# YOUR OBJECTIVE
Collect each line of the entries that holds the string "cuius".

☆ ☆ ☆

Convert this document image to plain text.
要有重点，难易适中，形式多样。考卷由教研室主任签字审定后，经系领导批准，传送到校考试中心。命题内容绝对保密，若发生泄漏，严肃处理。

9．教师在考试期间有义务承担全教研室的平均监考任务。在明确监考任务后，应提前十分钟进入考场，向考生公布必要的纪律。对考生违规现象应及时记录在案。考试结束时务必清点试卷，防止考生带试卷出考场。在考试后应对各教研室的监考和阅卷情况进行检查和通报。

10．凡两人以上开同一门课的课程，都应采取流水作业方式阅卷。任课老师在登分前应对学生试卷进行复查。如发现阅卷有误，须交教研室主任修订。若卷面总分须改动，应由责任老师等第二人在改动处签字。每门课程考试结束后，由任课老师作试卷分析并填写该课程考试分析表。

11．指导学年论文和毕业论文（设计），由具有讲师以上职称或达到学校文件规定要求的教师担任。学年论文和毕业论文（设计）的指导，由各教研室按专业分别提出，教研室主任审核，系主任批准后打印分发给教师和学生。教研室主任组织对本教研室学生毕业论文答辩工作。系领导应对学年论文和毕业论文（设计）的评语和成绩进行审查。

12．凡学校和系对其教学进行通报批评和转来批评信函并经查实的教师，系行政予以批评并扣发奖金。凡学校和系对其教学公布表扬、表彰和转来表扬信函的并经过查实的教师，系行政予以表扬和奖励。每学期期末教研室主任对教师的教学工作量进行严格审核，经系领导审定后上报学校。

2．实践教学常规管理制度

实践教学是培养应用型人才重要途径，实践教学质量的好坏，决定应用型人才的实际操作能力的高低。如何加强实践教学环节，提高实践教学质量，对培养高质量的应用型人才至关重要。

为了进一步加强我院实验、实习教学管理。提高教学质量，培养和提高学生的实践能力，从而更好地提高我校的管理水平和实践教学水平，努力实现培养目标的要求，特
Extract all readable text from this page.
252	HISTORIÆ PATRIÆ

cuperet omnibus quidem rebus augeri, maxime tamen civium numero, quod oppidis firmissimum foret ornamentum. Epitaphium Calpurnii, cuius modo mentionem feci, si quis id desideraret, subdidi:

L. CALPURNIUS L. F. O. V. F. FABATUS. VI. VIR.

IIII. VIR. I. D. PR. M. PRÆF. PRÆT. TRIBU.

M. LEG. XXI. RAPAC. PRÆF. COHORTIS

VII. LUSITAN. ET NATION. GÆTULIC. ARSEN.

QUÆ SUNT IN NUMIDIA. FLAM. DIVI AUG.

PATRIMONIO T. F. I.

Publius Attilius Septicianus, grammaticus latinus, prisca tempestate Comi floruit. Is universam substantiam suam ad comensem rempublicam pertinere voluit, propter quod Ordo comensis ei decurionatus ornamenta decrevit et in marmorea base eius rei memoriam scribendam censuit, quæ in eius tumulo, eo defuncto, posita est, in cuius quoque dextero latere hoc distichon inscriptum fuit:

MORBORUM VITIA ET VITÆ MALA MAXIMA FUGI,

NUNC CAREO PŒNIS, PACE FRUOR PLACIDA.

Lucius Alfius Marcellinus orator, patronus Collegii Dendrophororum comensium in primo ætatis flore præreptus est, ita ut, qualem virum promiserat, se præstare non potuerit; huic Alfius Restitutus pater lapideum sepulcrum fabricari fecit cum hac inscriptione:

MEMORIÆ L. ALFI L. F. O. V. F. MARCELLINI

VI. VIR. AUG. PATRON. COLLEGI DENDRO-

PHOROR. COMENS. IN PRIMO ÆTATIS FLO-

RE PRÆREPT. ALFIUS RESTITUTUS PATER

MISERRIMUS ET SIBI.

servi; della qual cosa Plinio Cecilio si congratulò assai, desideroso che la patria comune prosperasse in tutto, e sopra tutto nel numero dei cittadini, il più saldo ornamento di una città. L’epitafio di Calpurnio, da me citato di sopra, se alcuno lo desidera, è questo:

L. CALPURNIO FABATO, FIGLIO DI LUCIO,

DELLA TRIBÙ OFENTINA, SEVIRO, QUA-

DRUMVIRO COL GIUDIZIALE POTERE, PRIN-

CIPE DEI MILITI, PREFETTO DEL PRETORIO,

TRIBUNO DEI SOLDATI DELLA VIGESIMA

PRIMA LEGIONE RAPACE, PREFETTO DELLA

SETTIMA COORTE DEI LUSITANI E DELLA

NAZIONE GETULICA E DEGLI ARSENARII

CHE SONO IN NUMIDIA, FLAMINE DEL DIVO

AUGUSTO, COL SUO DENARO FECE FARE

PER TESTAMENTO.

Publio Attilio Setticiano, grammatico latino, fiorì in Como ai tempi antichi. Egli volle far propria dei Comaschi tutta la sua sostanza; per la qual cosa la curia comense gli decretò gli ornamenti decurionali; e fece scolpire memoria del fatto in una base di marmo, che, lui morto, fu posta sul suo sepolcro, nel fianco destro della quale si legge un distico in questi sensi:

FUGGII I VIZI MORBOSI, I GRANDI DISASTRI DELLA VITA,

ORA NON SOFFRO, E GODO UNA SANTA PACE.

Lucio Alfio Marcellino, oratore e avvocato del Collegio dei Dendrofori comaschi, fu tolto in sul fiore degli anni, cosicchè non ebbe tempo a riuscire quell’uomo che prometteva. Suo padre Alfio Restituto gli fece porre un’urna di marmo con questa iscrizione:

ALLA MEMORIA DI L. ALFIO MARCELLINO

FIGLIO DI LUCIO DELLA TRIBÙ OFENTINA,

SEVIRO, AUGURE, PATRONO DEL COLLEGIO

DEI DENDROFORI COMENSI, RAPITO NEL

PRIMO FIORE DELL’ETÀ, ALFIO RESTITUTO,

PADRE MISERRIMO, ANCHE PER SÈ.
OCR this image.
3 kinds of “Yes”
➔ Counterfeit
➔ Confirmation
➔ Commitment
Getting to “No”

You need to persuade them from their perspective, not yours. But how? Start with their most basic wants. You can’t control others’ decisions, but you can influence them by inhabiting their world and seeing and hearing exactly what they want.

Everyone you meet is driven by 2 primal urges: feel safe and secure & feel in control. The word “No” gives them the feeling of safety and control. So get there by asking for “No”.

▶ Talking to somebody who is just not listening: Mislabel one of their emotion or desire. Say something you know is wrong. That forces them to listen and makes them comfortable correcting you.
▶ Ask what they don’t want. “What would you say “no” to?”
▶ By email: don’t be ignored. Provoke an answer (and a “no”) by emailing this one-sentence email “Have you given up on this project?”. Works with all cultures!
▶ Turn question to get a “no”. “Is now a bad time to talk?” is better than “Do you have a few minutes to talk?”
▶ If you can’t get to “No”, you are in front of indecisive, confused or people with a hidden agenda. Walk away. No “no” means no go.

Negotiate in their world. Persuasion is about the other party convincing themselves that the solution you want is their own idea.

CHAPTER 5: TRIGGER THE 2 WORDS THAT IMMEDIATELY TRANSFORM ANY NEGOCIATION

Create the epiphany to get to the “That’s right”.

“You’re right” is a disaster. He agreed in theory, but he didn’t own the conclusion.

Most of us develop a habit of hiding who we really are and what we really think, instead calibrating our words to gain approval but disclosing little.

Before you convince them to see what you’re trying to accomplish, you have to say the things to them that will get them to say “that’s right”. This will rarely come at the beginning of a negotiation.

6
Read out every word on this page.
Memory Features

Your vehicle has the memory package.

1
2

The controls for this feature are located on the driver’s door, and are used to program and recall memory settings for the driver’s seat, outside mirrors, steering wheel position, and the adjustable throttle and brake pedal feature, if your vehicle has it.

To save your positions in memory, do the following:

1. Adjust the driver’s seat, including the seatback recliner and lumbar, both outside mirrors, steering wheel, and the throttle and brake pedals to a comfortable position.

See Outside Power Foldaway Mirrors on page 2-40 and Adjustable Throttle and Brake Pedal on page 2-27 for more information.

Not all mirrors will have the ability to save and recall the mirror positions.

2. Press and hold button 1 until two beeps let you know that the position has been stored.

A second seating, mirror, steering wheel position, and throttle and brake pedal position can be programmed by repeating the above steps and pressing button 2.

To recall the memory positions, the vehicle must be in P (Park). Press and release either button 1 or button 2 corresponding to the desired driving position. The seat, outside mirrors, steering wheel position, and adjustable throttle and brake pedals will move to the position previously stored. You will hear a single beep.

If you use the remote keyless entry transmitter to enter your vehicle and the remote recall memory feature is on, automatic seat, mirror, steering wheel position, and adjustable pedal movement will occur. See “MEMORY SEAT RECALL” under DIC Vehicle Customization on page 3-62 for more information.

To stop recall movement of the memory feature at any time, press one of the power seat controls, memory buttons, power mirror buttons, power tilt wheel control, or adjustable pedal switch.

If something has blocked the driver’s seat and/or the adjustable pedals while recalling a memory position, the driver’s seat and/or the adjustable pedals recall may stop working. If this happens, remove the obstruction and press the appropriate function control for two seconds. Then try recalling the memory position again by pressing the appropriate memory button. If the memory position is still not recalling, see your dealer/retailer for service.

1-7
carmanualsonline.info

☆ ☆ ☆

# THE COMPLETED TASK
cuperet omnibus quidem rebus augeri, maxime tamen civium numero, quod oppidis firmissimum foret ornamentum. Epitaphium Calpurnii, cuius modo mentionem feci, si quis id desideraret, subdidi:
Publius Attilius Septicianus, grammaticus latinus, prisca tempestate Comi floruit. Is universam substantiam suam ad comensem rempublicam pertinere voluit, propter quod Ordo comensis ei decurionatus ornamenta decrevit et in marmorea base eius rei memoriam scribendam censuit, quæ in eius tumulo, eo defuncto, posita est, in cuius quoque dextero latere hoc distichon inscriptum fuit:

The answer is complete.